▶ _STATED GOAL_
Find all lines in the records that include the word "true", and copy them out.

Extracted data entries
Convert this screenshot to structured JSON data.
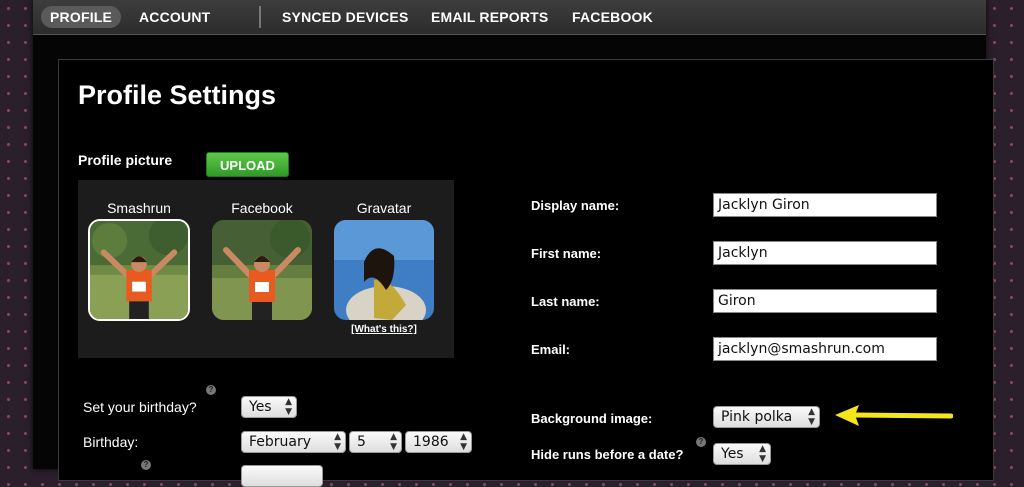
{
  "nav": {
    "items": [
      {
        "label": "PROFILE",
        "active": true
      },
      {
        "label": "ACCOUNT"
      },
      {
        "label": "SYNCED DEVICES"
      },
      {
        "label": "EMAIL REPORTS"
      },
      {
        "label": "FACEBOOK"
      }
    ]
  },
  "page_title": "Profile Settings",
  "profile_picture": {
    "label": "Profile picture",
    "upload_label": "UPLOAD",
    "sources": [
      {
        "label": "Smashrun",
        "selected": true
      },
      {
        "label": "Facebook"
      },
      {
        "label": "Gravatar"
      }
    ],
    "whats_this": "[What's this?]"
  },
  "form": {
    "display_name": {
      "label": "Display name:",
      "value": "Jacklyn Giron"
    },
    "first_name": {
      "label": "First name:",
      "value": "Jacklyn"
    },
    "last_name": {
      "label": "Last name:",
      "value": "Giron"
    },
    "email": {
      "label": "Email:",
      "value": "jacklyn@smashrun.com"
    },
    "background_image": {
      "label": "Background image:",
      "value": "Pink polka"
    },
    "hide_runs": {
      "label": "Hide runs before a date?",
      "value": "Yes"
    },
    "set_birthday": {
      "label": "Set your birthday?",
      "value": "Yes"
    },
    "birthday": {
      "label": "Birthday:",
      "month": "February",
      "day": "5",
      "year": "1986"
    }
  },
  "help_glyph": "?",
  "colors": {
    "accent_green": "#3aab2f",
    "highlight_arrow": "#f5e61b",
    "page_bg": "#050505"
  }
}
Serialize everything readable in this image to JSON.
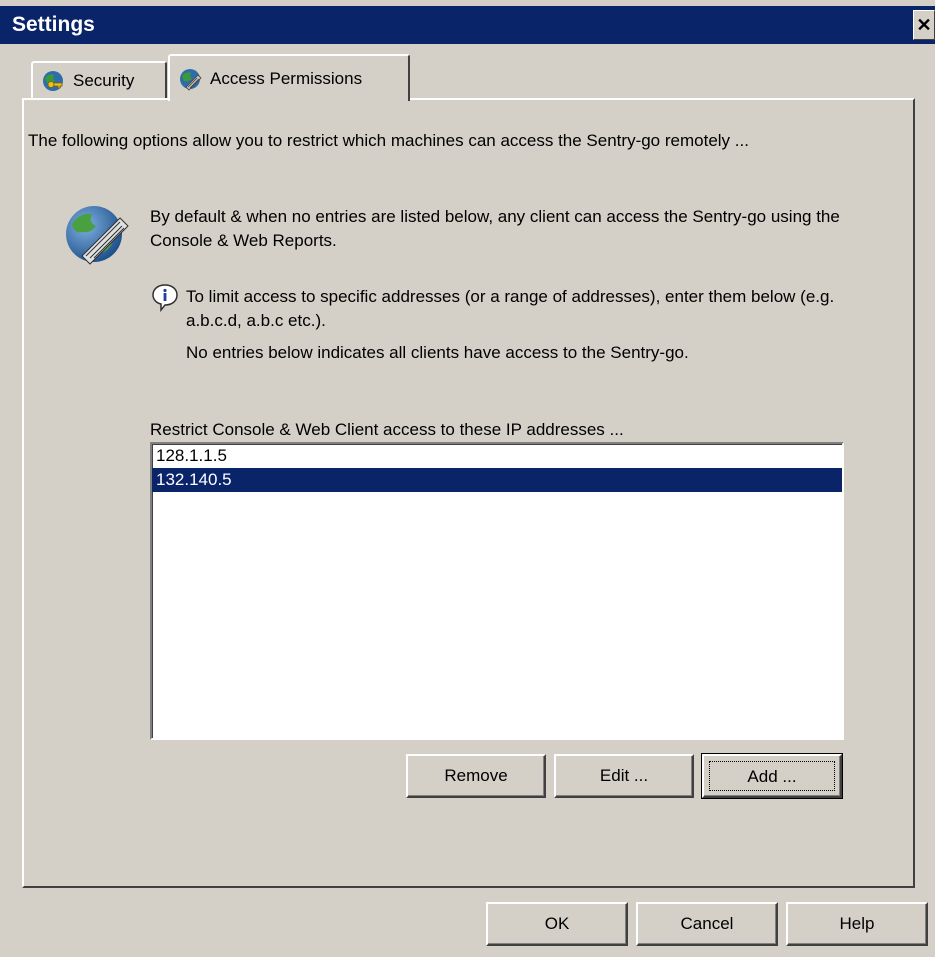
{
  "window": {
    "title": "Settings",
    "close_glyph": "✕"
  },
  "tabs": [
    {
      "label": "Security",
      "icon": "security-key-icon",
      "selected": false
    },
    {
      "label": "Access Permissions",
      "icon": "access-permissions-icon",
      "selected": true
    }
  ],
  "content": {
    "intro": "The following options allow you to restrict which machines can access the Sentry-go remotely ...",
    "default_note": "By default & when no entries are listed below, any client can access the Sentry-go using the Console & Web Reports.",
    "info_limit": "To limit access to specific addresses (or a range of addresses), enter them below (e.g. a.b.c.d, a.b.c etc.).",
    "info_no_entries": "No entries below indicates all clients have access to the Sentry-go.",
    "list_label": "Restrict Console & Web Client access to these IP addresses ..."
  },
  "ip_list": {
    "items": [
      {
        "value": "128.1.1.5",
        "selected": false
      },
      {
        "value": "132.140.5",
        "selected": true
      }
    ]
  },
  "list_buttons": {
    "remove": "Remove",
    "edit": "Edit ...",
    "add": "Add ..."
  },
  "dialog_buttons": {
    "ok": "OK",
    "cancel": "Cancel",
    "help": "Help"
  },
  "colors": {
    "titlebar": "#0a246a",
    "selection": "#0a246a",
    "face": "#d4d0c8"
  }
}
...
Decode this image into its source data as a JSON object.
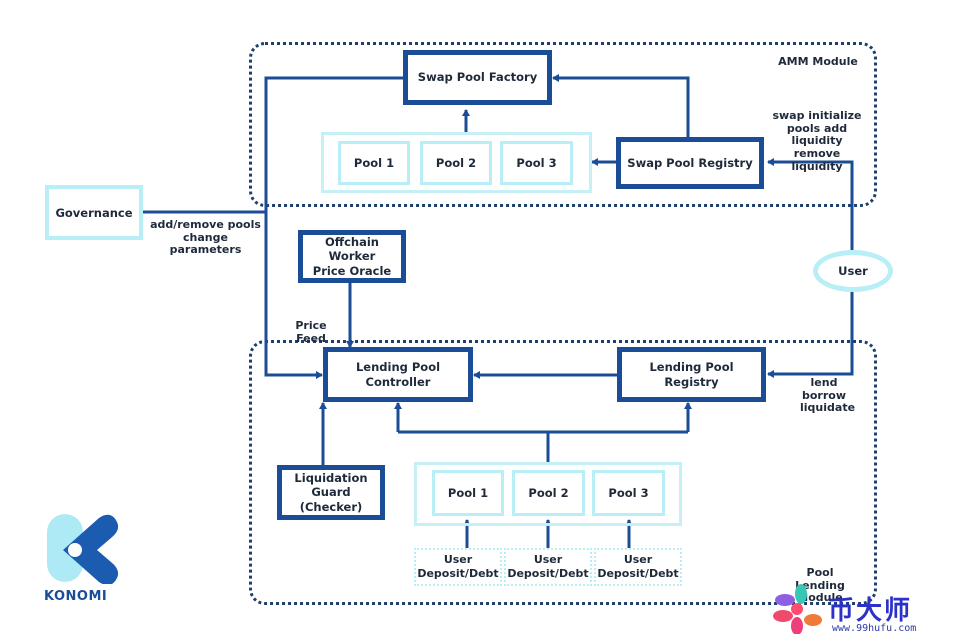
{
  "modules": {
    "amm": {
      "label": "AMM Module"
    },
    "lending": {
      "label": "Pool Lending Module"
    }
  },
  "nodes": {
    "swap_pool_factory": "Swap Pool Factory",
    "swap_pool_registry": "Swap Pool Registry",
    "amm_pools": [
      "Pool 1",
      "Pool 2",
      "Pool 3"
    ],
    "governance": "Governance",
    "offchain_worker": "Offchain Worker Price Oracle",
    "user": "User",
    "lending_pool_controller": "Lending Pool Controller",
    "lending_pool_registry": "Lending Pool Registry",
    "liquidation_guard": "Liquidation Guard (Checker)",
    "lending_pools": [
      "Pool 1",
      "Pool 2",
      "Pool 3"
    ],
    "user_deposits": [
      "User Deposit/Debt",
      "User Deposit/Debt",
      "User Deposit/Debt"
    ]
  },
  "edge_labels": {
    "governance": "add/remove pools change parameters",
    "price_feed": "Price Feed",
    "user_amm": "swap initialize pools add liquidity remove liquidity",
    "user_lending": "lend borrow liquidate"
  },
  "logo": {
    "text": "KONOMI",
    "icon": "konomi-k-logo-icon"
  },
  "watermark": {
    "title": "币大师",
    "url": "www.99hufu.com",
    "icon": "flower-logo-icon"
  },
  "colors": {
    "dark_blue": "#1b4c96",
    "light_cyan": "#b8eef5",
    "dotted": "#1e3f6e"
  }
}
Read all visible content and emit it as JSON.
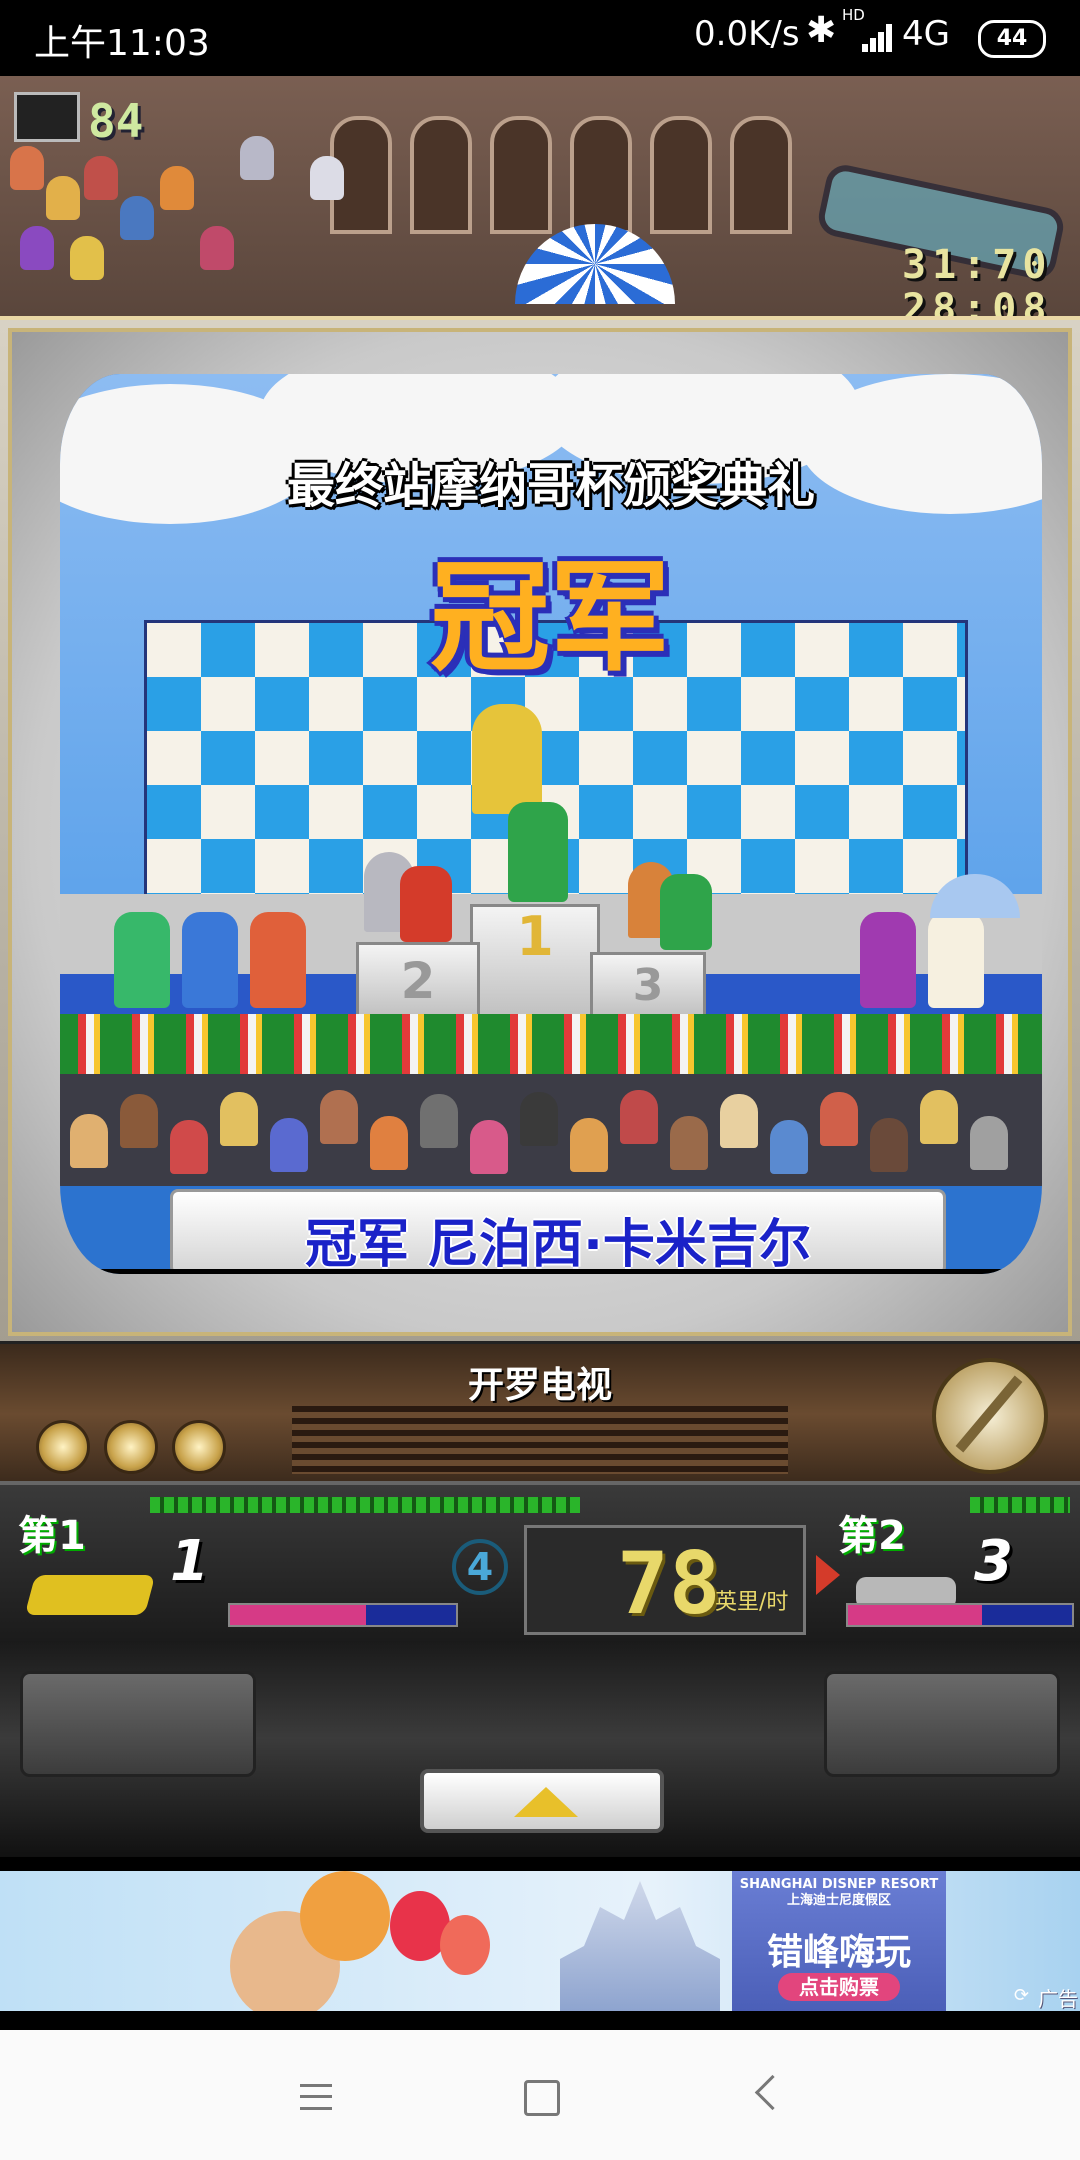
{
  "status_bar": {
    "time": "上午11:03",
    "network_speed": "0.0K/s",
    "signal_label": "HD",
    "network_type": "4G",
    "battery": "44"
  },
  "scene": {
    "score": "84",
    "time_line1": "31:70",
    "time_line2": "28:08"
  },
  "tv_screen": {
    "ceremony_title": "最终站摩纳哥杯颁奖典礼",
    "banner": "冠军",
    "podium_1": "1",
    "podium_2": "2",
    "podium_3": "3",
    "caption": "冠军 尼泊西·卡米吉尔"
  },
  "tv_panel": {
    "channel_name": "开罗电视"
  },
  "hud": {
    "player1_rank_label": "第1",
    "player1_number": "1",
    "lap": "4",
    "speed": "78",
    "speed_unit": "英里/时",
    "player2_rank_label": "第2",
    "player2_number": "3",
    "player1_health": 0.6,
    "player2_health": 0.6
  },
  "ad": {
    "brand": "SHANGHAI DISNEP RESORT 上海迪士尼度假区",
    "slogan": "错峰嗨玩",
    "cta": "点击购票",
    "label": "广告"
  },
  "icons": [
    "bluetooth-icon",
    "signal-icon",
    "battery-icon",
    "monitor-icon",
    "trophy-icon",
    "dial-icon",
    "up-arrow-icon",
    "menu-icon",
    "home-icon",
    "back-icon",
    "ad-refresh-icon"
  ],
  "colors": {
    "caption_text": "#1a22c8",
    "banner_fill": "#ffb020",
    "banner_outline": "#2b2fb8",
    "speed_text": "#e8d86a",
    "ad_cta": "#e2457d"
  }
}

▶ _SOLUTION BELOW_
        "active": true
        "selected": true
      "selected": true
        "selected": true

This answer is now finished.